■ SET TASK ■
All the records that follow need to be reproduced exactly. Omit the images.
## START SOURCE MATERIAL
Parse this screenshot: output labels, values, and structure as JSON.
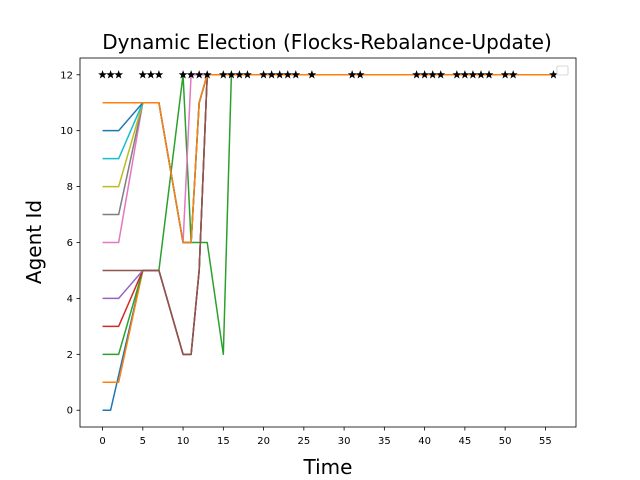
{
  "chart_data": {
    "type": "line",
    "title": "Dynamic Election (Flocks-Rebalance-Update)",
    "xlabel": "Time",
    "ylabel": "Agent Id",
    "xlim": [
      -2.8,
      58.8
    ],
    "ylim": [
      -0.6,
      12.6
    ],
    "xticks": [
      0,
      5,
      10,
      15,
      20,
      25,
      30,
      35,
      40,
      45,
      50,
      55
    ],
    "yticks": [
      0,
      2,
      4,
      6,
      8,
      10,
      12
    ],
    "grid": false,
    "legend": "top-right, empty",
    "series": [
      {
        "color": "#1f77b4",
        "x": [
          0,
          1,
          5,
          7,
          10,
          11,
          12,
          13,
          56
        ],
        "y": [
          0,
          0,
          5,
          5,
          2,
          2,
          5,
          12,
          12
        ]
      },
      {
        "color": "#ff7f0e",
        "x": [
          0,
          2,
          5,
          7,
          10,
          11,
          12,
          13,
          56
        ],
        "y": [
          1,
          1,
          5,
          5,
          2,
          2,
          5,
          12,
          12
        ]
      },
      {
        "color": "#2ca02c",
        "x": [
          0,
          2,
          5,
          7,
          10,
          11,
          13,
          15,
          16,
          56
        ],
        "y": [
          2,
          2,
          5,
          5,
          12,
          6,
          6,
          2,
          12,
          12
        ]
      },
      {
        "color": "#d62728",
        "x": [
          0,
          2,
          5,
          7,
          10,
          11,
          12,
          13,
          56
        ],
        "y": [
          3,
          3,
          5,
          5,
          2,
          2,
          5,
          12,
          12
        ]
      },
      {
        "color": "#9467bd",
        "x": [
          0,
          2,
          5,
          7,
          10,
          11,
          12,
          13,
          56
        ],
        "y": [
          4,
          4,
          5,
          5,
          2,
          2,
          5,
          12,
          12
        ]
      },
      {
        "color": "#8c564b",
        "x": [
          0,
          2,
          5,
          7,
          10,
          11,
          12,
          13,
          56
        ],
        "y": [
          5,
          5,
          5,
          5,
          2,
          2,
          5,
          12,
          12
        ]
      },
      {
        "color": "#e377c2",
        "x": [
          0,
          2,
          5,
          7,
          10,
          11,
          56
        ],
        "y": [
          6,
          6,
          11,
          11,
          6,
          12,
          12
        ]
      },
      {
        "color": "#7f7f7f",
        "x": [
          0,
          2,
          5,
          7,
          10,
          11,
          12,
          13,
          56
        ],
        "y": [
          7,
          7,
          11,
          11,
          6,
          6,
          11,
          12,
          12
        ]
      },
      {
        "color": "#bcbd22",
        "x": [
          0,
          2,
          5,
          7,
          10,
          11,
          12,
          13,
          56
        ],
        "y": [
          8,
          8,
          11,
          11,
          6,
          6,
          11,
          12,
          12
        ]
      },
      {
        "color": "#17becf",
        "x": [
          0,
          2,
          5,
          7,
          10,
          11,
          12,
          13,
          56
        ],
        "y": [
          9,
          9,
          11,
          11,
          6,
          6,
          11,
          12,
          12
        ]
      },
      {
        "color": "#1f77b4",
        "x": [
          0,
          2,
          5,
          7,
          10,
          11,
          12,
          13,
          56
        ],
        "y": [
          10,
          10,
          11,
          11,
          6,
          6,
          11,
          12,
          12
        ]
      },
      {
        "color": "#ff7f0e",
        "x": [
          0,
          2,
          5,
          7,
          10,
          11,
          12,
          13,
          56
        ],
        "y": [
          11,
          11,
          11,
          11,
          6,
          6,
          11,
          12,
          12
        ]
      }
    ],
    "markers": {
      "color": "#000000",
      "symbol": "star",
      "y": 12,
      "x": [
        0,
        1,
        2,
        5,
        6,
        7,
        10,
        11,
        12,
        13,
        15,
        16,
        17,
        18,
        20,
        21,
        22,
        23,
        24,
        26,
        31,
        32,
        39,
        40,
        41,
        42,
        44,
        45,
        46,
        47,
        48,
        50,
        51,
        56
      ]
    }
  }
}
## END SOURCE MATERIAL
■ EXPECTED ANSWER ■
Parse this screenshot: output labels, values, and structure as JSON.
{
  "chart_data": {
    "type": "line",
    "title": "Dynamic Election (Flocks-Rebalance-Update)",
    "xlabel": "Time",
    "ylabel": "Agent Id",
    "xlim": [
      -2.8,
      58.8
    ],
    "ylim": [
      -0.6,
      12.6
    ],
    "xticks": [
      0,
      5,
      10,
      15,
      20,
      25,
      30,
      35,
      40,
      45,
      50,
      55
    ],
    "yticks": [
      0,
      2,
      4,
      6,
      8,
      10,
      12
    ],
    "grid": false,
    "legend": "top-right, empty",
    "series": [
      {
        "color": "#1f77b4",
        "x": [
          0,
          1,
          5,
          7,
          10,
          11,
          12,
          13,
          56
        ],
        "y": [
          0,
          0,
          5,
          5,
          2,
          2,
          5,
          12,
          12
        ]
      },
      {
        "color": "#ff7f0e",
        "x": [
          0,
          2,
          5,
          7,
          10,
          11,
          12,
          13,
          56
        ],
        "y": [
          1,
          1,
          5,
          5,
          2,
          2,
          5,
          12,
          12
        ]
      },
      {
        "color": "#2ca02c",
        "x": [
          0,
          2,
          5,
          7,
          10,
          11,
          13,
          15,
          16,
          56
        ],
        "y": [
          2,
          2,
          5,
          5,
          12,
          6,
          6,
          2,
          12,
          12
        ]
      },
      {
        "color": "#d62728",
        "x": [
          0,
          2,
          5,
          7,
          10,
          11,
          12,
          13,
          56
        ],
        "y": [
          3,
          3,
          5,
          5,
          2,
          2,
          5,
          12,
          12
        ]
      },
      {
        "color": "#9467bd",
        "x": [
          0,
          2,
          5,
          7,
          10,
          11,
          12,
          13,
          56
        ],
        "y": [
          4,
          4,
          5,
          5,
          2,
          2,
          5,
          12,
          12
        ]
      },
      {
        "color": "#8c564b",
        "x": [
          0,
          2,
          5,
          7,
          10,
          11,
          12,
          13,
          56
        ],
        "y": [
          5,
          5,
          5,
          5,
          2,
          2,
          5,
          12,
          12
        ]
      },
      {
        "color": "#e377c2",
        "x": [
          0,
          2,
          5,
          7,
          10,
          11,
          56
        ],
        "y": [
          6,
          6,
          11,
          11,
          6,
          12,
          12
        ]
      },
      {
        "color": "#7f7f7f",
        "x": [
          0,
          2,
          5,
          7,
          10,
          11,
          12,
          13,
          56
        ],
        "y": [
          7,
          7,
          11,
          11,
          6,
          6,
          11,
          12,
          12
        ]
      },
      {
        "color": "#bcbd22",
        "x": [
          0,
          2,
          5,
          7,
          10,
          11,
          12,
          13,
          56
        ],
        "y": [
          8,
          8,
          11,
          11,
          6,
          6,
          11,
          12,
          12
        ]
      },
      {
        "color": "#17becf",
        "x": [
          0,
          2,
          5,
          7,
          10,
          11,
          12,
          13,
          56
        ],
        "y": [
          9,
          9,
          11,
          11,
          6,
          6,
          11,
          12,
          12
        ]
      },
      {
        "color": "#1f77b4",
        "x": [
          0,
          2,
          5,
          7,
          10,
          11,
          12,
          13,
          56
        ],
        "y": [
          10,
          10,
          11,
          11,
          6,
          6,
          11,
          12,
          12
        ]
      },
      {
        "color": "#ff7f0e",
        "x": [
          0,
          2,
          5,
          7,
          10,
          11,
          12,
          13,
          56
        ],
        "y": [
          11,
          11,
          11,
          11,
          6,
          6,
          11,
          12,
          12
        ]
      }
    ],
    "markers": {
      "color": "#000000",
      "symbol": "star",
      "y": 12,
      "x": [
        0,
        1,
        2,
        5,
        6,
        7,
        10,
        11,
        12,
        13,
        15,
        16,
        17,
        18,
        20,
        21,
        22,
        23,
        24,
        26,
        31,
        32,
        39,
        40,
        41,
        42,
        44,
        45,
        46,
        47,
        48,
        50,
        51,
        56
      ]
    }
  }
}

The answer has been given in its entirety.